▶ **INPUT DATA**
* * * *
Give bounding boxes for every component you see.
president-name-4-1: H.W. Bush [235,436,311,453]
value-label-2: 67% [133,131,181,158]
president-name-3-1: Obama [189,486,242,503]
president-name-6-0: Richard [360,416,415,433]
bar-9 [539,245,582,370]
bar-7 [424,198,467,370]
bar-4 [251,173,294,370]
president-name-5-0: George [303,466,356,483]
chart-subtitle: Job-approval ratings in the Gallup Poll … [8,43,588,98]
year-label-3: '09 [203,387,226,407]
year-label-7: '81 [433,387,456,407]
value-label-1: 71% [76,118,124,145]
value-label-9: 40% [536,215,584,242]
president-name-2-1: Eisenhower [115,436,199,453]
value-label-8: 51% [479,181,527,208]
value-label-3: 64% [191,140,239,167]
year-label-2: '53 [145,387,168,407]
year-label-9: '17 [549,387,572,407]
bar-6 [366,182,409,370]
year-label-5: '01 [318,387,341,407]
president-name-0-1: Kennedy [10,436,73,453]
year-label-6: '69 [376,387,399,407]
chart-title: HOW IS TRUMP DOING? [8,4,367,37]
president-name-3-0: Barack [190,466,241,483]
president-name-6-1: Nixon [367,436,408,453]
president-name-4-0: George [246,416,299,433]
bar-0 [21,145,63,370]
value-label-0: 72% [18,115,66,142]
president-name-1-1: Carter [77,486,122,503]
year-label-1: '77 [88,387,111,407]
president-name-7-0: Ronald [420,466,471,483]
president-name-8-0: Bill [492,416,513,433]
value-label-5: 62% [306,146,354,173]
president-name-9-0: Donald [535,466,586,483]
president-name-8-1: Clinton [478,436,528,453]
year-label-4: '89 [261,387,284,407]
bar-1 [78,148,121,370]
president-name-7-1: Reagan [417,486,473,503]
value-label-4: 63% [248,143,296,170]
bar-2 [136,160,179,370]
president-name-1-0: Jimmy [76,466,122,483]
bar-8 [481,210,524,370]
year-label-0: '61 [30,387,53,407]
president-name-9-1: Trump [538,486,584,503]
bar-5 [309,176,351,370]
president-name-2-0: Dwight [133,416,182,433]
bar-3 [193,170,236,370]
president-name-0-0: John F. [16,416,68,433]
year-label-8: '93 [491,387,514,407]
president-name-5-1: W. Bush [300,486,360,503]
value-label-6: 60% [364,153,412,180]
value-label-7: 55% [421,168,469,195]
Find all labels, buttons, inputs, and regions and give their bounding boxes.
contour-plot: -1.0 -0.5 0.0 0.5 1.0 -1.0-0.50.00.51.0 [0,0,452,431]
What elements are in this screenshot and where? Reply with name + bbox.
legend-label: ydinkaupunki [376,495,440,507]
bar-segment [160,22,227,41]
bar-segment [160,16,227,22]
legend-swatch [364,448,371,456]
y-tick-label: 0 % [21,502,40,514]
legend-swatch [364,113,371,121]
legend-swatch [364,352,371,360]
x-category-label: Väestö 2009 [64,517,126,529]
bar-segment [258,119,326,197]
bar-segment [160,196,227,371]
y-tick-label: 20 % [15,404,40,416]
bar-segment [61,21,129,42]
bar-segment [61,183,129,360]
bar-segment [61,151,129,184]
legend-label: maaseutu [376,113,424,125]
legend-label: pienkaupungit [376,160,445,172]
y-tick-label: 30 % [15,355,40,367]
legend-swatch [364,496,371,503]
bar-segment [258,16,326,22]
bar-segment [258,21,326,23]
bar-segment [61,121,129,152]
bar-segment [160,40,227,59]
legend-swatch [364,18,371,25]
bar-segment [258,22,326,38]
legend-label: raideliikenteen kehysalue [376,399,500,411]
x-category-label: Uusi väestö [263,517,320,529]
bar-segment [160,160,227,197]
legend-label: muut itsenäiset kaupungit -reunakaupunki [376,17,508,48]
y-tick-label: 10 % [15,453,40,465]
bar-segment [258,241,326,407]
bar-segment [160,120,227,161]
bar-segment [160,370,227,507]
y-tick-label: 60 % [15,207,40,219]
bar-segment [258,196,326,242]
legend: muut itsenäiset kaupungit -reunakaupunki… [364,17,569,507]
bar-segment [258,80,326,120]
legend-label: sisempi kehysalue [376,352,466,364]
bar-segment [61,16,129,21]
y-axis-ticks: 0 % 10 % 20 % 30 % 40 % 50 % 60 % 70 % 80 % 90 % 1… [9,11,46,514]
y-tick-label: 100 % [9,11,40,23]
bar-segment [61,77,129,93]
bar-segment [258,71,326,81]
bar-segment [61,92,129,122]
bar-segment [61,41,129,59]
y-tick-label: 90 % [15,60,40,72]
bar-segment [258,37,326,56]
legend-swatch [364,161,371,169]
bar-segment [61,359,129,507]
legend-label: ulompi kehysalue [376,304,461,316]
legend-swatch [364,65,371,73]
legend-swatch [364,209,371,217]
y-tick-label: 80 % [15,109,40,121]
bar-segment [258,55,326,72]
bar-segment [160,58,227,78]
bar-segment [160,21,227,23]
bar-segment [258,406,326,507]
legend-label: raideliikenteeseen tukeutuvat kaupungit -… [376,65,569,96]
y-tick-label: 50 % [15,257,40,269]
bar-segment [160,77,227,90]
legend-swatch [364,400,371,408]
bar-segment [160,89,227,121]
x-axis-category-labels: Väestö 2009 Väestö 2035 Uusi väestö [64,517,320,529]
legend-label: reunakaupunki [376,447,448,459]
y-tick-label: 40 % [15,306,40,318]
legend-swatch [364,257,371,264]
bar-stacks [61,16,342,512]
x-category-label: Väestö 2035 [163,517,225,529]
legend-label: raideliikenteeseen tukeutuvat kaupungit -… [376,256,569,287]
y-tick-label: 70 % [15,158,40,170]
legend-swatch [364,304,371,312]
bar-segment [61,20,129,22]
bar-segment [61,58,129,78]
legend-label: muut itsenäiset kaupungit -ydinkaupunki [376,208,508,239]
* * * *
Format all of the material above as a numbered list, one entry per line, with any blank lines dropped.

▶ **WRITTEN REPLY**
1. Give bounding boxes for every component you see.
2. president-name-4-1: H.W. Bush [235,436,311,453]
3. value-label-2: 67% [133,131,181,158]
4. president-name-3-1: Obama [189,486,242,503]
5. president-name-6-0: Richard [360,416,415,433]
6. bar-9 [539,245,582,370]
7. bar-7 [424,198,467,370]
8. bar-4 [251,173,294,370]
9. president-name-5-0: George [303,466,356,483]
10. chart-subtitle: Job-approval ratings in the Gallup Poll … [8,43,588,98]
11. year-label-3: '09 [203,387,226,407]
12. year-label-7: '81 [433,387,456,407]
13. value-label-1: 71% [76,118,124,145]
14. value-label-9: 40% [536,215,584,242]
15. president-name-2-1: Eisenhower [115,436,199,453]
16. value-label-8: 51% [479,181,527,208]
17. value-label-3: 64% [191,140,239,167]
18. year-label-2: '53 [145,387,168,407]
19. year-label-9: '17 [549,387,572,407]
20. bar-6 [366,182,409,370]
21. year-label-5: '01 [318,387,341,407]
22. president-name-0-1: Kennedy [10,436,73,453]
23. year-label-6: '69 [376,387,399,407]
24. chart-title: HOW IS TRUMP DOING? [8,4,367,37]
25. president-name-3-0: Barack [190,466,241,483]
26. president-name-6-1: Nixon [367,436,408,453]
27. president-name-4-0: George [246,416,299,433]
28. bar-0 [21,145,63,370]
29. value-label-0: 72% [18,115,66,142]
30. president-name-1-1: Carter [77,486,122,503]
31. year-label-1: '77 [88,387,111,407]
32. president-name-7-0: Ronald [420,466,471,483]
33. president-name-8-0: Bill [492,416,513,433]
34. value-label-5: 62% [306,146,354,173]
35. president-name-9-0: Donald [535,466,586,483]
36. president-name-8-1: Clinton [478,436,528,453]
37. year-label-4: '89 [261,387,284,407]
38. bar-1 [78,148,121,370]
39. president-name-7-1: Reagan [417,486,473,503]
40. value-label-4: 63% [248,143,296,170]
41. bar-2 [136,160,179,370]
42. president-name-1-0: Jimmy [76,466,122,483]
43. bar-8 [481,210,524,370]
44. year-label-0: '61 [30,387,53,407]
45. president-name-9-1: Trump [538,486,584,503]
46. bar-5 [309,176,351,370]
47. president-name-2-0: Dwight [133,416,182,433]
48. bar-3 [193,170,236,370]
49. president-name-0-0: John F. [16,416,68,433]
50. year-label-8: '93 [491,387,514,407]
51. president-name-5-1: W. Bush [300,486,360,503]
52. value-label-6: 60% [364,153,412,180]
53. value-label-7: 55% [421,168,469,195]
54. Find all labels, buttons, inputs, and regions and give their bounding boxes.
55. contour-plot: -1.0 -0.5 0.0 0.5 1.0 -1.0-0.50.00.51.0 [0,0,452,431]
56. What elements are in this screenshot and where? Reply with name + bbox.
57. legend-label: ydinkaupunki [376,495,440,507]
58. bar-segment [160,22,227,41]
59. bar-segment [160,16,227,22]
60. legend-swatch [364,448,371,456]
61. y-tick-label: 0 % [21,502,40,514]
62. legend-swatch [364,113,371,121]
63. legend-swatch [364,352,371,360]
64. x-category-label: Väestö 2009 [64,517,126,529]
65. bar-segment [258,119,326,197]
66. bar-segment [160,196,227,371]
67. y-tick-label: 20 % [15,404,40,416]
68. bar-segment [61,21,129,42]
69. bar-segment [61,183,129,360]
70. bar-segment [61,151,129,184]
71. legend-label: maaseutu [376,113,424,125]
72. legend-label: pienkaupungit [376,160,445,172]
73. y-tick-label: 30 % [15,355,40,367]
74. legend-swatch [364,496,371,503]
75. bar-segment [258,16,326,22]
76. bar-segment [258,21,326,23]
77. bar-segment [61,121,129,152]
78. bar-segment [160,40,227,59]
79. legend-swatch [364,18,371,25]
80. bar-segment [258,22,326,38]
81. legend-label: raideliikenteen kehysalue [376,399,500,411]
82. x-category-label: Uusi väestö [263,517,320,529]
83. bar-segment [160,160,227,197]
84. legend-label: muut itsenäiset kaupungit -reunakaupunki [376,17,508,48]
85. y-tick-label: 10 % [15,453,40,465]
86. bar-segment [258,241,326,407]
87. bar-segment [160,120,227,161]
88. bar-segment [160,370,227,507]
89. y-tick-label: 60 % [15,207,40,219]
90. bar-segment [258,196,326,242]
91. legend: muut itsenäiset kaupungit -reunakaupunki… [364,17,569,507]
92. bar-segment [258,80,326,120]
93. legend-label: sisempi kehysalue [376,352,466,364]
94. bar-segment [61,16,129,21]
95. y-axis-ticks: 0 % 10 % 20 % 30 % 40 % 50 % 60 % 70 % 80 % 90 % 1… [9,11,46,514]
96. y-tick-label: 100 % [9,11,40,23]
97. bar-segment [61,77,129,93]
98. bar-segment [258,71,326,81]
99. bar-segment [61,92,129,122]
100. bar-segment [61,41,129,59]
101. y-tick-label: 90 % [15,60,40,72]
102. bar-segment [258,37,326,56]
103. legend-swatch [364,161,371,169]
104. bar-segment [61,359,129,507]
105. legend-label: ulompi kehysalue [376,304,461,316]
106. legend-swatch [364,65,371,73]
107. legend-swatch [364,209,371,217]
108. y-tick-label: 80 % [15,109,40,121]
109. bar-segment [258,55,326,72]
110. bar-segment [160,58,227,78]
111. bar-segment [160,21,227,23]
112. bar-segment [258,406,326,507]
113. legend-label: raideliikenteeseen tukeutuvat kaupungit -… [376,65,569,96]
114. y-tick-label: 50 % [15,257,40,269]
115. bar-segment [160,77,227,90]
116. legend-swatch [364,400,371,408]
117. bar-segment [160,89,227,121]
118. x-axis-category-labels: Väestö 2009 Väestö 2035 Uusi väestö [64,517,320,529]
119. legend-label: reunakaupunki [376,447,448,459]
120. y-tick-label: 40 % [15,306,40,318]
121. legend-swatch [364,257,371,264]
122. bar-stacks [61,16,342,512]
123. x-category-label: Väestö 2035 [163,517,225,529]
124. legend-label: raideliikenteeseen tukeutuvat kaupungit -… [376,256,569,287]
125. y-tick-label: 70 % [15,158,40,170]
126. legend-swatch [364,304,371,312]
127. bar-segment [61,20,129,22]
128. bar-segment [61,58,129,78]
129. legend-label: muut itsenäiset kaupungit -ydinkaupunki [376,208,508,239]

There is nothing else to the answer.